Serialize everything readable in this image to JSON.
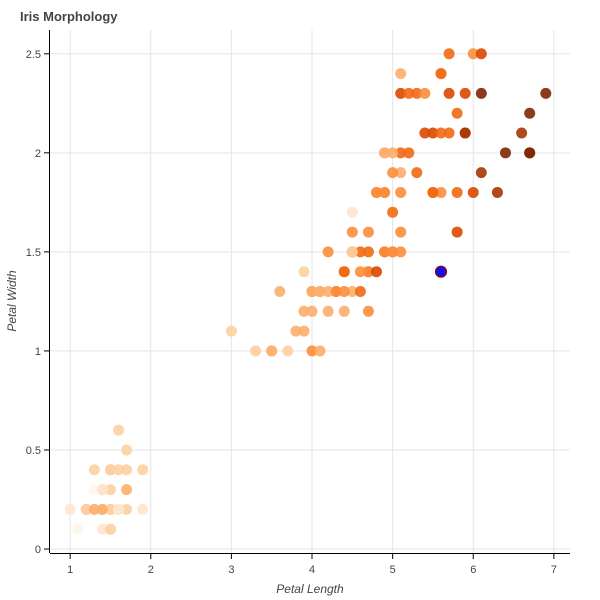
{
  "chart_data": {
    "type": "scatter",
    "title": "Iris Morphology",
    "xlabel": "Petal Length",
    "ylabel": "Petal Width",
    "xlim": [
      0.75,
      7.2
    ],
    "ylim": [
      -0.02,
      2.62
    ],
    "xticks": [
      1,
      2,
      3,
      4,
      5,
      6,
      7
    ],
    "yticks": [
      0,
      0.5,
      1,
      1.5,
      2,
      2.5
    ],
    "xtick_labels": [
      "1",
      "2",
      "3",
      "4",
      "5",
      "6",
      "7"
    ],
    "ytick_labels": [
      "0",
      "0.5",
      "1",
      "1.5",
      "2",
      "2.5"
    ],
    "grid": true,
    "colormap": [
      "#fff5eb",
      "#fee6ce",
      "#fdd0a2",
      "#fdae6b",
      "#fd8d3c",
      "#f16913",
      "#d94801",
      "#a63603",
      "#7f2704"
    ],
    "color_by": "sepal length (approx.)",
    "points": [
      [
        1.4,
        0.2,
        5.1
      ],
      [
        1.4,
        0.2,
        4.9
      ],
      [
        1.3,
        0.2,
        4.7
      ],
      [
        1.5,
        0.2,
        4.6
      ],
      [
        1.4,
        0.2,
        5.0
      ],
      [
        1.7,
        0.4,
        5.4
      ],
      [
        1.4,
        0.3,
        4.6
      ],
      [
        1.5,
        0.2,
        5.0
      ],
      [
        1.4,
        0.2,
        4.4
      ],
      [
        1.5,
        0.1,
        4.9
      ],
      [
        1.5,
        0.2,
        5.4
      ],
      [
        1.6,
        0.2,
        4.8
      ],
      [
        1.4,
        0.1,
        4.8
      ],
      [
        1.1,
        0.1,
        4.3
      ],
      [
        1.2,
        0.2,
        5.8
      ],
      [
        1.5,
        0.4,
        5.7
      ],
      [
        1.3,
        0.4,
        5.4
      ],
      [
        1.4,
        0.3,
        5.1
      ],
      [
        1.7,
        0.3,
        5.7
      ],
      [
        1.5,
        0.3,
        5.1
      ],
      [
        1.7,
        0.2,
        5.4
      ],
      [
        1.5,
        0.4,
        5.1
      ],
      [
        1.0,
        0.2,
        4.6
      ],
      [
        1.7,
        0.5,
        5.1
      ],
      [
        1.9,
        0.2,
        4.8
      ],
      [
        1.6,
        0.2,
        5.0
      ],
      [
        1.6,
        0.4,
        5.0
      ],
      [
        1.5,
        0.2,
        5.2
      ],
      [
        1.4,
        0.2,
        5.2
      ],
      [
        1.6,
        0.2,
        4.7
      ],
      [
        1.6,
        0.2,
        4.8
      ],
      [
        1.5,
        0.4,
        5.4
      ],
      [
        1.5,
        0.1,
        5.2
      ],
      [
        1.4,
        0.2,
        5.5
      ],
      [
        1.2,
        0.2,
        5.0
      ],
      [
        1.3,
        0.2,
        5.5
      ],
      [
        1.3,
        0.3,
        4.5
      ],
      [
        1.6,
        0.6,
        5.0
      ],
      [
        1.9,
        0.4,
        5.1
      ],
      [
        1.4,
        0.3,
        4.8
      ],
      [
        4.7,
        1.4,
        7.0
      ],
      [
        4.5,
        1.5,
        6.4
      ],
      [
        4.9,
        1.5,
        6.9
      ],
      [
        4.0,
        1.3,
        5.5
      ],
      [
        4.6,
        1.5,
        6.5
      ],
      [
        4.5,
        1.3,
        5.7
      ],
      [
        4.7,
        1.6,
        6.3
      ],
      [
        3.3,
        1.0,
        4.9
      ],
      [
        4.6,
        1.3,
        6.6
      ],
      [
        3.9,
        1.4,
        5.2
      ],
      [
        3.5,
        1.0,
        5.0
      ],
      [
        4.2,
        1.5,
        5.9
      ],
      [
        4.0,
        1.0,
        6.0
      ],
      [
        4.7,
        1.4,
        6.1
      ],
      [
        3.6,
        1.3,
        5.6
      ],
      [
        4.4,
        1.4,
        6.7
      ],
      [
        4.1,
        1.0,
        5.8
      ],
      [
        4.5,
        1.5,
        6.2
      ],
      [
        3.9,
        1.1,
        5.6
      ],
      [
        4.8,
        1.8,
        5.9
      ],
      [
        4.0,
        1.3,
        6.1
      ],
      [
        4.9,
        1.5,
        6.3
      ],
      [
        4.7,
        1.2,
        6.1
      ],
      [
        4.3,
        1.3,
        6.4
      ],
      [
        4.4,
        1.4,
        6.6
      ],
      [
        4.8,
        1.4,
        6.8
      ],
      [
        5.0,
        1.7,
        6.7
      ],
      [
        4.5,
        1.5,
        6.0
      ],
      [
        3.5,
        1.0,
        5.7
      ],
      [
        3.8,
        1.1,
        5.5
      ],
      [
        3.7,
        1.0,
        5.4
      ],
      [
        3.9,
        1.2,
        5.8
      ],
      [
        5.1,
        1.6,
        6.0
      ],
      [
        4.5,
        1.5,
        5.4
      ],
      [
        4.5,
        1.6,
        6.0
      ],
      [
        4.7,
        1.5,
        6.7
      ],
      [
        4.4,
        1.3,
        6.3
      ],
      [
        4.1,
        1.3,
        5.6
      ],
      [
        4.0,
        1.3,
        5.5
      ],
      [
        4.4,
        1.2,
        5.5
      ],
      [
        4.6,
        1.4,
        6.1
      ],
      [
        4.0,
        1.2,
        5.8
      ],
      [
        3.3,
        1.0,
        5.0
      ],
      [
        4.2,
        1.3,
        5.6
      ],
      [
        4.2,
        1.2,
        5.7
      ],
      [
        4.3,
        1.3,
        6.2
      ],
      [
        3.0,
        1.1,
        5.1
      ],
      [
        4.1,
        1.3,
        5.7
      ],
      [
        4.9,
        2.0,
        5.6
      ],
      [
        5.0,
        1.5,
        6.0
      ],
      [
        6.0,
        2.5,
        6.3
      ],
      [
        5.1,
        1.9,
        5.8
      ],
      [
        5.9,
        2.1,
        7.1
      ],
      [
        5.6,
        1.8,
        6.3
      ],
      [
        5.8,
        2.2,
        6.5
      ],
      [
        6.6,
        2.1,
        7.6
      ],
      [
        4.5,
        1.7,
        4.9
      ],
      [
        6.3,
        1.8,
        7.3
      ],
      [
        5.8,
        1.8,
        6.7
      ],
      [
        6.1,
        2.5,
        7.2
      ],
      [
        5.1,
        2.0,
        6.5
      ],
      [
        5.3,
        1.9,
        6.4
      ],
      [
        5.5,
        2.1,
        6.8
      ],
      [
        5.0,
        2.0,
        5.7
      ],
      [
        5.1,
        2.4,
        5.8
      ],
      [
        5.3,
        2.3,
        6.4
      ],
      [
        5.5,
        1.8,
        6.5
      ],
      [
        6.7,
        2.2,
        7.7
      ],
      [
        6.9,
        2.3,
        7.7
      ],
      [
        5.0,
        1.5,
        6.0
      ],
      [
        5.7,
        2.3,
        6.9
      ],
      [
        4.9,
        2.0,
        5.6
      ],
      [
        6.7,
        2.0,
        7.7
      ],
      [
        4.9,
        1.8,
        6.3
      ],
      [
        5.7,
        2.1,
        6.7
      ],
      [
        6.0,
        1.8,
        7.2
      ],
      [
        4.8,
        1.8,
        6.2
      ],
      [
        4.9,
        1.8,
        6.1
      ],
      [
        5.6,
        2.1,
        6.4
      ],
      [
        5.8,
        1.6,
        7.2
      ],
      [
        6.1,
        1.9,
        7.4
      ],
      [
        6.4,
        2.0,
        7.9
      ],
      [
        5.1,
        1.5,
        6.3
      ],
      [
        6.1,
        2.3,
        7.7
      ],
      [
        5.6,
        2.4,
        6.3
      ],
      [
        5.5,
        1.8,
        6.4
      ],
      [
        5.4,
        2.1,
        6.9
      ],
      [
        5.6,
        2.4,
        6.7
      ],
      [
        5.1,
        2.3,
        6.9
      ],
      [
        5.9,
        2.3,
        6.8
      ],
      [
        5.7,
        2.5,
        6.7
      ],
      [
        5.2,
        2.3,
        6.7
      ],
      [
        5.0,
        1.9,
        6.3
      ],
      [
        5.2,
        2.0,
        6.5
      ],
      [
        5.4,
        2.3,
        6.2
      ],
      [
        5.1,
        1.8,
        5.9
      ],
      [
        6.7,
        2.0,
        7.9
      ],
      [
        5.9,
        2.1,
        7.3
      ]
    ],
    "highlighted_point": {
      "x": 5.6,
      "y": 1.4,
      "color": "#1010ee",
      "outline": "#a00000"
    }
  }
}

Exercise task:
List each line of the records that holds the string "Petal".

Solution for this exercise:
    "xlabel": "Petal Length",
    "ylabel": "Petal Width",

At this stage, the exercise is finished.